__Instruction__. Find each line holding the word "watermark" and give the total alone.

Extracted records
========================
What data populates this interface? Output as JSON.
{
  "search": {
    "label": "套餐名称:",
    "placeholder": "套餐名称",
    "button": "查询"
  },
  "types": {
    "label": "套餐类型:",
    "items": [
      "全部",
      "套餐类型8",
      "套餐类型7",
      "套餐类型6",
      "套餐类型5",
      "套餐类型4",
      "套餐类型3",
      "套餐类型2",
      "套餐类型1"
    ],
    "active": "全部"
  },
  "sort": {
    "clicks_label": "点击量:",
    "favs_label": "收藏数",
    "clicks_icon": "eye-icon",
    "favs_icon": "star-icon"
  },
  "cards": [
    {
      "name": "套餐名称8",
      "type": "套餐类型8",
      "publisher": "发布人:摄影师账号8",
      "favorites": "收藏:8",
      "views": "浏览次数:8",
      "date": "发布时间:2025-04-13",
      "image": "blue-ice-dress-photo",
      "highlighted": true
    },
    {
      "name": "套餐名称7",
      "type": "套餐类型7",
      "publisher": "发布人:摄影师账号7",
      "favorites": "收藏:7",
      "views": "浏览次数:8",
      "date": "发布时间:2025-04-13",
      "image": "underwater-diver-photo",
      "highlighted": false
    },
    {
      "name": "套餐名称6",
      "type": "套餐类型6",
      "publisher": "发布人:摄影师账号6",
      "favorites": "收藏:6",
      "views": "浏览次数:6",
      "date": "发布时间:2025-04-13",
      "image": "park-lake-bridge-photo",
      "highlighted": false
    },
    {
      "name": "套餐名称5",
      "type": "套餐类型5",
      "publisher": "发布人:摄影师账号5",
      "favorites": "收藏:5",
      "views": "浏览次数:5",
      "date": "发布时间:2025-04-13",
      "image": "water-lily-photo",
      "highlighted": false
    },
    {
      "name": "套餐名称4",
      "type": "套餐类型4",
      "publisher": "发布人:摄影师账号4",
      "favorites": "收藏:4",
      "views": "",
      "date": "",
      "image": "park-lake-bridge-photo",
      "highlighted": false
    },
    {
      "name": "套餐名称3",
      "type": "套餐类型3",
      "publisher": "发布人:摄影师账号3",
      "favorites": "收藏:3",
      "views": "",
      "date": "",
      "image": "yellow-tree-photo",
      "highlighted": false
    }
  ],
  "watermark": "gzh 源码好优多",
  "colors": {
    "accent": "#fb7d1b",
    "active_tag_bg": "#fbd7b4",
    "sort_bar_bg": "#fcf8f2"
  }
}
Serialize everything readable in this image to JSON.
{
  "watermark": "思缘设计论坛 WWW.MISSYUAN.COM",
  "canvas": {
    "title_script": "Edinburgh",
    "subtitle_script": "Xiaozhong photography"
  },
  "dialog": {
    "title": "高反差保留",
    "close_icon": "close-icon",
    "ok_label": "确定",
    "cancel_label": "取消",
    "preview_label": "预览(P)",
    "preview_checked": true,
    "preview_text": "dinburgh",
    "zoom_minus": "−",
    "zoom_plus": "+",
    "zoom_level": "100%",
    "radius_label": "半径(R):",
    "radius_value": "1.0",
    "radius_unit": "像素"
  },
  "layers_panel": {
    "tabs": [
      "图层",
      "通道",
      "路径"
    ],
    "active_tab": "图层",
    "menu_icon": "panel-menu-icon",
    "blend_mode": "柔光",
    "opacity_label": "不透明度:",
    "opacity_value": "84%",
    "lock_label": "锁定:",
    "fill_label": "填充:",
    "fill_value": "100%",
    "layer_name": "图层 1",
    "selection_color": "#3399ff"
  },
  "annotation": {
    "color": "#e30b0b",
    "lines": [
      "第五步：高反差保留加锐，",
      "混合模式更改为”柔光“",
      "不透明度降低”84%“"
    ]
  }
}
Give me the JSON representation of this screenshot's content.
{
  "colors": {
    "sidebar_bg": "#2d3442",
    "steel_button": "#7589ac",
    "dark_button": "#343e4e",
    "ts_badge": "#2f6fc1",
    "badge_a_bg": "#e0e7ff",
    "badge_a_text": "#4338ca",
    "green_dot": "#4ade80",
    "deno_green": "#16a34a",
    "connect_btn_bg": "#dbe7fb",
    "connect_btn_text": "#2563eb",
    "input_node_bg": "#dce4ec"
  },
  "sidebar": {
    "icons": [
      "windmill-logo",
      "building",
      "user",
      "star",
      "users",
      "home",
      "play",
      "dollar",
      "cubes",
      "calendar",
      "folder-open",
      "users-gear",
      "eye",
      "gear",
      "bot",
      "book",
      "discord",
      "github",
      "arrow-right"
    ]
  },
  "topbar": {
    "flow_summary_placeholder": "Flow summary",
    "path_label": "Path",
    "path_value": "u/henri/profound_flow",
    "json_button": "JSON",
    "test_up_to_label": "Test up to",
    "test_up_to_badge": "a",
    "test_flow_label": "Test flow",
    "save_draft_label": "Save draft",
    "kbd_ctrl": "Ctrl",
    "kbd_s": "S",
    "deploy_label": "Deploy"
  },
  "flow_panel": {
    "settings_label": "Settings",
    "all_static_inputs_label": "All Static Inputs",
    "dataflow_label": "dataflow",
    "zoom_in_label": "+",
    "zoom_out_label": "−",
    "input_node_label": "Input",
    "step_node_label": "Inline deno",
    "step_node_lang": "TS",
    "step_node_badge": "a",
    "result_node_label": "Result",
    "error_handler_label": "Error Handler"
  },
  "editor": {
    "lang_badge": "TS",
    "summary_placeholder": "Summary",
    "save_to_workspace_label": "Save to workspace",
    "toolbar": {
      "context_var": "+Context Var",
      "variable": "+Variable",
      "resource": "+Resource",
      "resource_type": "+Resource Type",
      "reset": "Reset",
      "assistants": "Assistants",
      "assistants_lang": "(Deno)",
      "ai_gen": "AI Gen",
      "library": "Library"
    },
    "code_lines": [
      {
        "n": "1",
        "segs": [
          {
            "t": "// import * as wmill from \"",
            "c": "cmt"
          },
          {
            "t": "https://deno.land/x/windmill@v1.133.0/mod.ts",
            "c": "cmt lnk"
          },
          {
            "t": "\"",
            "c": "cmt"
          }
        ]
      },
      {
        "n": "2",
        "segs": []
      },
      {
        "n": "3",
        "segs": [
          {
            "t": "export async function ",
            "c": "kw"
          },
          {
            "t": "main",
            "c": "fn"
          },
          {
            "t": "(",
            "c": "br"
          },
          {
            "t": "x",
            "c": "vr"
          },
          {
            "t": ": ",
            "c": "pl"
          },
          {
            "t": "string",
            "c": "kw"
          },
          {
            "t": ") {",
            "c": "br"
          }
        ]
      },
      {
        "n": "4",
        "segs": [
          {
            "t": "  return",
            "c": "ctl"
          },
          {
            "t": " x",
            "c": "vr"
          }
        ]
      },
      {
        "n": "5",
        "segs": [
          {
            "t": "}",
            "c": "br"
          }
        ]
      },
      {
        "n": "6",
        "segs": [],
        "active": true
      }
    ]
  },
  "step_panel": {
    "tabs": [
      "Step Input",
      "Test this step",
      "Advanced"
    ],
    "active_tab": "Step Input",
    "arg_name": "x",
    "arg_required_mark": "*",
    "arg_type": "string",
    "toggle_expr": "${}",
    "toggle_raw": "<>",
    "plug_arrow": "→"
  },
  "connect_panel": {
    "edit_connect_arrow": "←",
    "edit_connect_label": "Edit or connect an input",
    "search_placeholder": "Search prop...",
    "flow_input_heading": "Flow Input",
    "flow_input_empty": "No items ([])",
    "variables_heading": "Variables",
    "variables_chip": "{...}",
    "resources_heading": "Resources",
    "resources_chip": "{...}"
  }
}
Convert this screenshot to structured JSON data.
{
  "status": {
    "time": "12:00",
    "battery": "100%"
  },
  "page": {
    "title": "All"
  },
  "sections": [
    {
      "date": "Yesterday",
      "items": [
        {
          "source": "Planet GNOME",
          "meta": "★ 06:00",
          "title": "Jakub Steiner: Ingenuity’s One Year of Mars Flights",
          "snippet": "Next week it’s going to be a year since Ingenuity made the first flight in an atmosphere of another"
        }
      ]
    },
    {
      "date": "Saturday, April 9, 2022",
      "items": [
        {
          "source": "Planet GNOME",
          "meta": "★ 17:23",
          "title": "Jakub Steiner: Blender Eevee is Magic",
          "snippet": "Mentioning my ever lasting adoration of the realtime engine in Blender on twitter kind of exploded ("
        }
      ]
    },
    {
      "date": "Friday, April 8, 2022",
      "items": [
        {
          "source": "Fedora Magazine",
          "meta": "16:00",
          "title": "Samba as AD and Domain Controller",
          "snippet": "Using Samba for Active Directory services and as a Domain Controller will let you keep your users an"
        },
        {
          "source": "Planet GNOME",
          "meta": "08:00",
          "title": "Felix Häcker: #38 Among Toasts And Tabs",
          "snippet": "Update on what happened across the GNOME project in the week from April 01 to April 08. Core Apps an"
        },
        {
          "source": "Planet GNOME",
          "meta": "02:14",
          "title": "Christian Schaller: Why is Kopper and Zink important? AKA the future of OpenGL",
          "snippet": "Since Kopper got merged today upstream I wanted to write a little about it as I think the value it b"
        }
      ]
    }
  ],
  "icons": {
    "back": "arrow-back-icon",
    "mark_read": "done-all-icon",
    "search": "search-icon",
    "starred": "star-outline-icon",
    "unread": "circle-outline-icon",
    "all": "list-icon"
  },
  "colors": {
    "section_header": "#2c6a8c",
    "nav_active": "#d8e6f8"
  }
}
========================
__Task solution__. 2